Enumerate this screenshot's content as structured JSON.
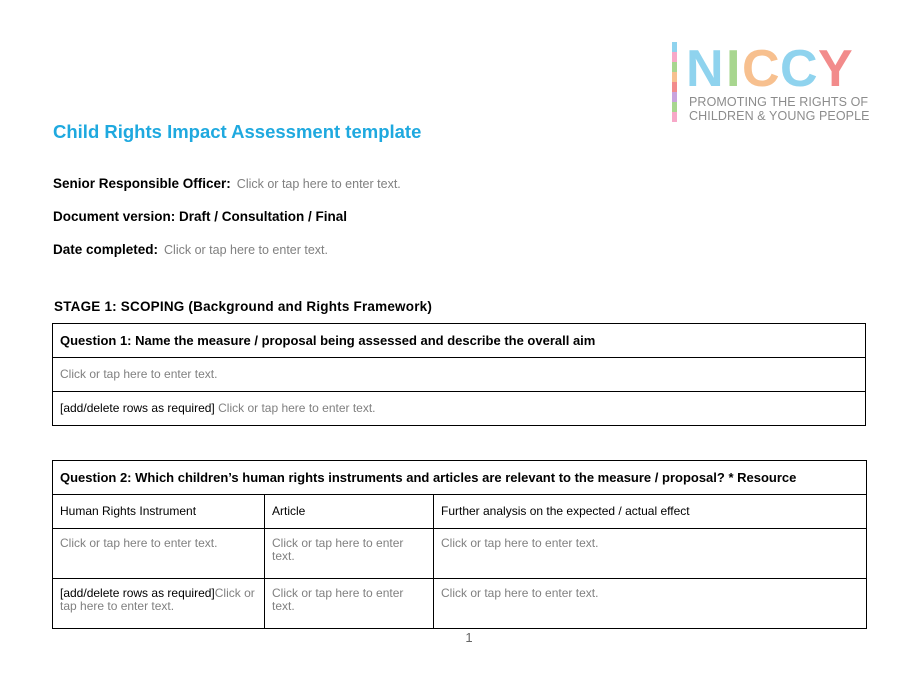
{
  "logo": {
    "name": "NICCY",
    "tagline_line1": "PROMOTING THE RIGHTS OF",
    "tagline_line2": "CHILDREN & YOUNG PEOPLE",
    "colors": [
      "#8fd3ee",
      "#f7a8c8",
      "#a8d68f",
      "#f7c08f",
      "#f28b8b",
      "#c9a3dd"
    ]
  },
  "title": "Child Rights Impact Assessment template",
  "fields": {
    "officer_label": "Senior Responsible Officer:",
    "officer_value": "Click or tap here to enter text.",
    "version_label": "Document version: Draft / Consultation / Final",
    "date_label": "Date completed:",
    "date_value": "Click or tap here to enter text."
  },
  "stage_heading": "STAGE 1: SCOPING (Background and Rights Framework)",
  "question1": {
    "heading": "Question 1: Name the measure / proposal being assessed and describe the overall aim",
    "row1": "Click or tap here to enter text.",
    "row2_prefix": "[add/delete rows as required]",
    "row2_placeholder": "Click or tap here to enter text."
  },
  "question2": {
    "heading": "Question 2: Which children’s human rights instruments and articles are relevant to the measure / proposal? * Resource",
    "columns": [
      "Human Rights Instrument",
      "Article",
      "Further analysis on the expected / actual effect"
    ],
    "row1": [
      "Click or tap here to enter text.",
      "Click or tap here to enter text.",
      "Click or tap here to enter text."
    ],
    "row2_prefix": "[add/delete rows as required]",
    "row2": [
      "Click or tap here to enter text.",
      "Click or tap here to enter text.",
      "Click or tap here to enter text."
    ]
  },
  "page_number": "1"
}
====================
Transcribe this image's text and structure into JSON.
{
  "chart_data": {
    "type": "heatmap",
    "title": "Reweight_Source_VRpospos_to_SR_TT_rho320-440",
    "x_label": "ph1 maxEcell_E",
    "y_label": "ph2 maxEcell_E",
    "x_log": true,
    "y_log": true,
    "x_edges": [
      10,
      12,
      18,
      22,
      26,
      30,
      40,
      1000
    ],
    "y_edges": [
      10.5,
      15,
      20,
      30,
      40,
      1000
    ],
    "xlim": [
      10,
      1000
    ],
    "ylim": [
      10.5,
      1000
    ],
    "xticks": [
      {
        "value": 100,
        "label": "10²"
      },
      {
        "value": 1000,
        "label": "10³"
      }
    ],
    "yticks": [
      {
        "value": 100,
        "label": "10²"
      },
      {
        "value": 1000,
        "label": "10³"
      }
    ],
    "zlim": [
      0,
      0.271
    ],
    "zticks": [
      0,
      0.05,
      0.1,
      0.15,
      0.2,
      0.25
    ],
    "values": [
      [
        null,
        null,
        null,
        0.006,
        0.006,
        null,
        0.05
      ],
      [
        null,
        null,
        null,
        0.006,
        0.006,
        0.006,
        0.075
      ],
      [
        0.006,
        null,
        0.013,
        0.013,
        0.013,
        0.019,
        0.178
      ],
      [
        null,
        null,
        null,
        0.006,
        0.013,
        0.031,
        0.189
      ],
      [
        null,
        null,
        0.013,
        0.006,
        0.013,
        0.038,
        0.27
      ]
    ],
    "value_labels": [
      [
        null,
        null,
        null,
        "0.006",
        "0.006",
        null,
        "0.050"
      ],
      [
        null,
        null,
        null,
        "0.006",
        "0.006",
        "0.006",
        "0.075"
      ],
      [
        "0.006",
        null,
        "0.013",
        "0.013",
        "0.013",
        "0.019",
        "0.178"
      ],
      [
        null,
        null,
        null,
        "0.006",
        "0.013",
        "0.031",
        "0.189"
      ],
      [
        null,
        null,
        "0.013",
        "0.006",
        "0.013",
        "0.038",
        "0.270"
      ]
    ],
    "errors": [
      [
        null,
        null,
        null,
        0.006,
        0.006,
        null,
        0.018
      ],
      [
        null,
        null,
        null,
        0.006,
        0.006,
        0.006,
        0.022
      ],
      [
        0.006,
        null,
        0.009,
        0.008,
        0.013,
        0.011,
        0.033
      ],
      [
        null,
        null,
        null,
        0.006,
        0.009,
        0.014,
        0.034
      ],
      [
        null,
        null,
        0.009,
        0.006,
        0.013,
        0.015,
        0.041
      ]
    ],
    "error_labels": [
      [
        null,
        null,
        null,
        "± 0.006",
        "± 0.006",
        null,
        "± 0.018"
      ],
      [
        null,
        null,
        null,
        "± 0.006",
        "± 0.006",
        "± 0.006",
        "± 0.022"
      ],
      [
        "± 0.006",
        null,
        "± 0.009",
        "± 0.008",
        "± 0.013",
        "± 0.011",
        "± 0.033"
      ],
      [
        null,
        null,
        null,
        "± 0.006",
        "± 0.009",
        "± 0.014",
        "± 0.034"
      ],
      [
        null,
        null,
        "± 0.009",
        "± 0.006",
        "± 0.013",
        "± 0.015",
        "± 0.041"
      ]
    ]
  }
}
====================
■ YOUR OBJECTIVE:
Among the entries above, identify all lines with "this" and copy them.

■ ANSWER TO THE TASK:
Enumerate this screenshot's content as structured JSON.
Transcribe this image's text and structure into JSON.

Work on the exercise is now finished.